#### EXERCISE INSTRUCTIONS
In the records that follow, locate every line with "копійок" and extract it.

[A run of records]
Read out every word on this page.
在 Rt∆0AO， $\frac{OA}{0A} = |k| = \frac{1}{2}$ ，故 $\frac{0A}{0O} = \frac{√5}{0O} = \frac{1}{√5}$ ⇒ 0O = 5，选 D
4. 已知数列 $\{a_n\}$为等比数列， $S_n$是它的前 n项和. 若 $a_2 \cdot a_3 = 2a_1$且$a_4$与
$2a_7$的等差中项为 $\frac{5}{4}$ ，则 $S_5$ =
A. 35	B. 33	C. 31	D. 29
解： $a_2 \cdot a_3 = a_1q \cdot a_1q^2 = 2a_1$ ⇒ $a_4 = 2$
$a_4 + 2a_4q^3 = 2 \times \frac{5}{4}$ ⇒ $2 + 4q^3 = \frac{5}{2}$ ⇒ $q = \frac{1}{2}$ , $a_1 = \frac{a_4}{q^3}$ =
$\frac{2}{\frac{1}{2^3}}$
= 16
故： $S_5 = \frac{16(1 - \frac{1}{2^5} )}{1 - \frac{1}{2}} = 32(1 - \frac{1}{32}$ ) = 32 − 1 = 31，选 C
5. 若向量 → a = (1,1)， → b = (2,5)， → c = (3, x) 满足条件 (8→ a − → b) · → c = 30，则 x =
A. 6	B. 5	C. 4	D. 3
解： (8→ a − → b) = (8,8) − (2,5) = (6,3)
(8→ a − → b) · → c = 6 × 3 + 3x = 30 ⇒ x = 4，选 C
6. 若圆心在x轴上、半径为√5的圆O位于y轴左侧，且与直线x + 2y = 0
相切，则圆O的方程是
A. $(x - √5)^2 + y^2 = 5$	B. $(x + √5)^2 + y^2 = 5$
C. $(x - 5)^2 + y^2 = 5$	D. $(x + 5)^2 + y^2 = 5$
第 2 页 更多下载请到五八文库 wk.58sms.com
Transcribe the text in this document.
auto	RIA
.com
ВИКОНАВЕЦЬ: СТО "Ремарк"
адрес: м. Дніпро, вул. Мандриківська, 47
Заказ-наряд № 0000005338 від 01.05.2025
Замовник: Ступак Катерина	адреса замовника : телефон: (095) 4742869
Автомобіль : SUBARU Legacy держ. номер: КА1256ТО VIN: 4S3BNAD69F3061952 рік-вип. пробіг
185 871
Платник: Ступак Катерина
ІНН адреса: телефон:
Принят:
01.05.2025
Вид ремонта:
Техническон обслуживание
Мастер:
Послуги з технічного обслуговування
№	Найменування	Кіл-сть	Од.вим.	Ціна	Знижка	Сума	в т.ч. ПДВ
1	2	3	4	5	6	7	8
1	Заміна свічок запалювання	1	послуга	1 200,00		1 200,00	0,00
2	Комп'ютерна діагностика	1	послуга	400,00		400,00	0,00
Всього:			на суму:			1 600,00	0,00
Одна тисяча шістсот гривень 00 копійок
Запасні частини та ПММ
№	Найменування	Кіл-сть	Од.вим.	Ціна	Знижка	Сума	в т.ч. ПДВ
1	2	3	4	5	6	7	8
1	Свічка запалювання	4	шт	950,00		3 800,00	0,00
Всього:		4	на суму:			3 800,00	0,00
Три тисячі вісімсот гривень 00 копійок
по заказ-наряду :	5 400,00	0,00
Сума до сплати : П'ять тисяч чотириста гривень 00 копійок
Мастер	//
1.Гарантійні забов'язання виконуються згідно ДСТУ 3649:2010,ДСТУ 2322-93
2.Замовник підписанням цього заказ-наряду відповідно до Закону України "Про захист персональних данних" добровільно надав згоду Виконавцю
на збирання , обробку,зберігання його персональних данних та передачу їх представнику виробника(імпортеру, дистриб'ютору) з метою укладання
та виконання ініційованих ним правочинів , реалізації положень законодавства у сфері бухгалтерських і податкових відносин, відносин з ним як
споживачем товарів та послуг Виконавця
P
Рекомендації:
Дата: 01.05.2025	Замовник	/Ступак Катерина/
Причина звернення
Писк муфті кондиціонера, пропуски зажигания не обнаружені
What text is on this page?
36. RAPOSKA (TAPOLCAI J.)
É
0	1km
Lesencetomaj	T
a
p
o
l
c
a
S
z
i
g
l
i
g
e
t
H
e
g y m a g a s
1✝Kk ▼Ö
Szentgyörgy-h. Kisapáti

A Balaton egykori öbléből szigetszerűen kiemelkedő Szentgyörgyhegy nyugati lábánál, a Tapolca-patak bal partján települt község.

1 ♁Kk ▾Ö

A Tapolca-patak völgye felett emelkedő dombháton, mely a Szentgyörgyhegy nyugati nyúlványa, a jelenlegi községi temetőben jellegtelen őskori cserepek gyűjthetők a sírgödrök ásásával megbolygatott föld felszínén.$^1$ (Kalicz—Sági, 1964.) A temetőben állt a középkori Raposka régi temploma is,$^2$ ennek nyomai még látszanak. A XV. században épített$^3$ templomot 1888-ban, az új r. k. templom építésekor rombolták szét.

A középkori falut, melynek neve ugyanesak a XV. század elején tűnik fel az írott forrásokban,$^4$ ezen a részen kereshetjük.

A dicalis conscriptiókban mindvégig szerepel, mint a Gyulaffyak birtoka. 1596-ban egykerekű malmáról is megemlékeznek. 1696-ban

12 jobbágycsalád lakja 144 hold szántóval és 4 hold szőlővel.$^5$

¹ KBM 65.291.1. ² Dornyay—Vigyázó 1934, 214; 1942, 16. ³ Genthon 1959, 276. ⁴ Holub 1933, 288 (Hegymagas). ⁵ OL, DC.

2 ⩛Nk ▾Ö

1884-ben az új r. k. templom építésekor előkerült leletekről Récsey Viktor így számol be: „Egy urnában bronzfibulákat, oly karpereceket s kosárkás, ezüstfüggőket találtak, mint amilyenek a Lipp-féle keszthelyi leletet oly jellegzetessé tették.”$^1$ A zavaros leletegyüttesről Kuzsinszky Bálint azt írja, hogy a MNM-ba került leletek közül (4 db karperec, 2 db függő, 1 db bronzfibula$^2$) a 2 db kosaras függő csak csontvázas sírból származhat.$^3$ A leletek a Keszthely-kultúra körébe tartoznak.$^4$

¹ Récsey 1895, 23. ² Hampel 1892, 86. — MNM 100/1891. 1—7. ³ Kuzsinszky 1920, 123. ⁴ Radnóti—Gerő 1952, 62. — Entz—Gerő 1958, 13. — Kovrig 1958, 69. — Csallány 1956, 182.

#### TASK SOLUTION
Одна тисяча шістсот гривень 00 копійок
Три тисячі вісімсот гривень 00 копійок
Сума до сплати : П'ять тисяч чотириста гривень 00 копійок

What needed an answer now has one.